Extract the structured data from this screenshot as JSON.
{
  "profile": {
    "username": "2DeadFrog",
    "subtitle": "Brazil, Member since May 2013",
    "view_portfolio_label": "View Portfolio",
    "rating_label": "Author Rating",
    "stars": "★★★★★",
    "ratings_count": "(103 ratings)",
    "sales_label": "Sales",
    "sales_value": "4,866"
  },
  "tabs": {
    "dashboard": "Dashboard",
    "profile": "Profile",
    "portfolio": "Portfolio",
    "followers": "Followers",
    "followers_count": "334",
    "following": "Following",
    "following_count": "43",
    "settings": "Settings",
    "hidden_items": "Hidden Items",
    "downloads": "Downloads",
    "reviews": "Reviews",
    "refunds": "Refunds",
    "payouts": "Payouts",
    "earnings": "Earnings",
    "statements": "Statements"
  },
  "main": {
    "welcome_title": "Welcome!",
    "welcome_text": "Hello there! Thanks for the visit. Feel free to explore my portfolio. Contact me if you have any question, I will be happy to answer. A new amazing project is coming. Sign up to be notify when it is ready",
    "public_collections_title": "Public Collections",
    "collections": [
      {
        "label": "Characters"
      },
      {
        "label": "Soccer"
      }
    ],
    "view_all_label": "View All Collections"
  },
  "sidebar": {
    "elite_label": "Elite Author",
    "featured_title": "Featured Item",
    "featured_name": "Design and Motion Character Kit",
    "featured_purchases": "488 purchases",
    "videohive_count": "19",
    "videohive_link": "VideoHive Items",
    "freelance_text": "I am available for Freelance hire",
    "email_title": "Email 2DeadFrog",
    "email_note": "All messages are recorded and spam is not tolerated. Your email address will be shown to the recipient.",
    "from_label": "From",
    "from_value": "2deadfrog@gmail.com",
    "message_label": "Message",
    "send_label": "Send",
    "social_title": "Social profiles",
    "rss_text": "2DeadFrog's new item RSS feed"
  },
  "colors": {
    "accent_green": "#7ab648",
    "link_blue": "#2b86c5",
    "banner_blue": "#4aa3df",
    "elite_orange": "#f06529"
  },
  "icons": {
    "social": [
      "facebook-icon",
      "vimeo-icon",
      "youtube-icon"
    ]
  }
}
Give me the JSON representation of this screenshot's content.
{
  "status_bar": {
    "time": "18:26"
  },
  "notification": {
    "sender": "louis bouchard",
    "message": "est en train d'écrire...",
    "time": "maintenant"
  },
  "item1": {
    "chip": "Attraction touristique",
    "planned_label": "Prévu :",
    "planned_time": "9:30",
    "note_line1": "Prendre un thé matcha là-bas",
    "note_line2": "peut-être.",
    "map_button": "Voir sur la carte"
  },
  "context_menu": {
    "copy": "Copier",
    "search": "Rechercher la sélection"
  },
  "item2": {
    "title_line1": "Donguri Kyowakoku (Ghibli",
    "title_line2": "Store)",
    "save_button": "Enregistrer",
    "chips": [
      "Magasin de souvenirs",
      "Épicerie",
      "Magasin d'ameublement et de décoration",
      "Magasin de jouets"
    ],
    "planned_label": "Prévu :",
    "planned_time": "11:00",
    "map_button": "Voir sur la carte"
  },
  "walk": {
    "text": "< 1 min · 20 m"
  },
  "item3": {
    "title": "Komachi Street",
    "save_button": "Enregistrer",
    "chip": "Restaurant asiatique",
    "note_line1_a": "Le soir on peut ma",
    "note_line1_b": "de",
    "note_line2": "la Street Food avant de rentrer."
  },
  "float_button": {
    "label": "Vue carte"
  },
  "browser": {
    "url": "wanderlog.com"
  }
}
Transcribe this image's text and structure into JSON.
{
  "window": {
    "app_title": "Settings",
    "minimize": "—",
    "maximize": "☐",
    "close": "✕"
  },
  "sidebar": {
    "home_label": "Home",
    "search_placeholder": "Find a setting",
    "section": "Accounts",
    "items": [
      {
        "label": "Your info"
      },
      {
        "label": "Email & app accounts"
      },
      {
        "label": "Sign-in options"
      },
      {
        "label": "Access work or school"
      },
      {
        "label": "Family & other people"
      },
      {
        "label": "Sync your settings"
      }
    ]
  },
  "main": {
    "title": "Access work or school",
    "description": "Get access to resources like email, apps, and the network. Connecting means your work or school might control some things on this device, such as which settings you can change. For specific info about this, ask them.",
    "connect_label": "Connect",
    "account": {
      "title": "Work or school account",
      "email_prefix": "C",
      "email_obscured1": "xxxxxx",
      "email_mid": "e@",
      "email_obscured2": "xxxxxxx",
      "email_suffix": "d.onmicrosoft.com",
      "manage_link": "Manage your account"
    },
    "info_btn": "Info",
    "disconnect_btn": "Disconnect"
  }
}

----

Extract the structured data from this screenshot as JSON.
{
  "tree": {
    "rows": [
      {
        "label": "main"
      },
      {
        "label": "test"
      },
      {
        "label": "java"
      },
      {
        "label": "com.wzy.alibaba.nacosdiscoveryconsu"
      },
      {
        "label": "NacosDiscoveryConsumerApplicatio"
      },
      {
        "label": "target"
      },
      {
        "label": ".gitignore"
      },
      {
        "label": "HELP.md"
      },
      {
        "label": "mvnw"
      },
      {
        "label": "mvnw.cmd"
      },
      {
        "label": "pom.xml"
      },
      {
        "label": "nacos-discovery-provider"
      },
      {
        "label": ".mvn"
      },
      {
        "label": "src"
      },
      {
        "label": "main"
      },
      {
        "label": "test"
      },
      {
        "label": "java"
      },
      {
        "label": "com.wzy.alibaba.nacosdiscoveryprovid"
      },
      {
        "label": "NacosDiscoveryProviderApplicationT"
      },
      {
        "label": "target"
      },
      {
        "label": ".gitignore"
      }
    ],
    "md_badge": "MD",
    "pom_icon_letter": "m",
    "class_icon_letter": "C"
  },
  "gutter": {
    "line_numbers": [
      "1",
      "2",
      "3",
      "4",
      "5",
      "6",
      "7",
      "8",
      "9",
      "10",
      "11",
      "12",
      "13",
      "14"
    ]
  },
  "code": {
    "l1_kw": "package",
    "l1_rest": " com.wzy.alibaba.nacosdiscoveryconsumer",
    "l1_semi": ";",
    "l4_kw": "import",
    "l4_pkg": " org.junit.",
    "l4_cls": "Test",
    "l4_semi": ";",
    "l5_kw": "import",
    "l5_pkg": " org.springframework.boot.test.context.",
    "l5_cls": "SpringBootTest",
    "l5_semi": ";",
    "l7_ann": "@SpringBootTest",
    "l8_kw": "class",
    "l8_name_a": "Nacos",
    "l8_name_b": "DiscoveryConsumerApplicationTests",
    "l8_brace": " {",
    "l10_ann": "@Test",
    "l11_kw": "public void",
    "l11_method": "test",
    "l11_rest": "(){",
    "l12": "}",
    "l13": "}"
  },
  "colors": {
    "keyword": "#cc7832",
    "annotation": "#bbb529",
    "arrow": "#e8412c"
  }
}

----

• **GOAL**:
Point out every line holding the string "will" and copy it.

• **OUTPUT**:
    "welcome_text": "Hello there! Thanks for the visit. Feel free to explore my portfolio. Contact me if you have any question, I will be happy to answer. A new amazing project is coming. Sign up to be notify when it is ready",
    "email_note": "All messages are recorded and spam is not tolerated. Your email address will be shown to the recipient.",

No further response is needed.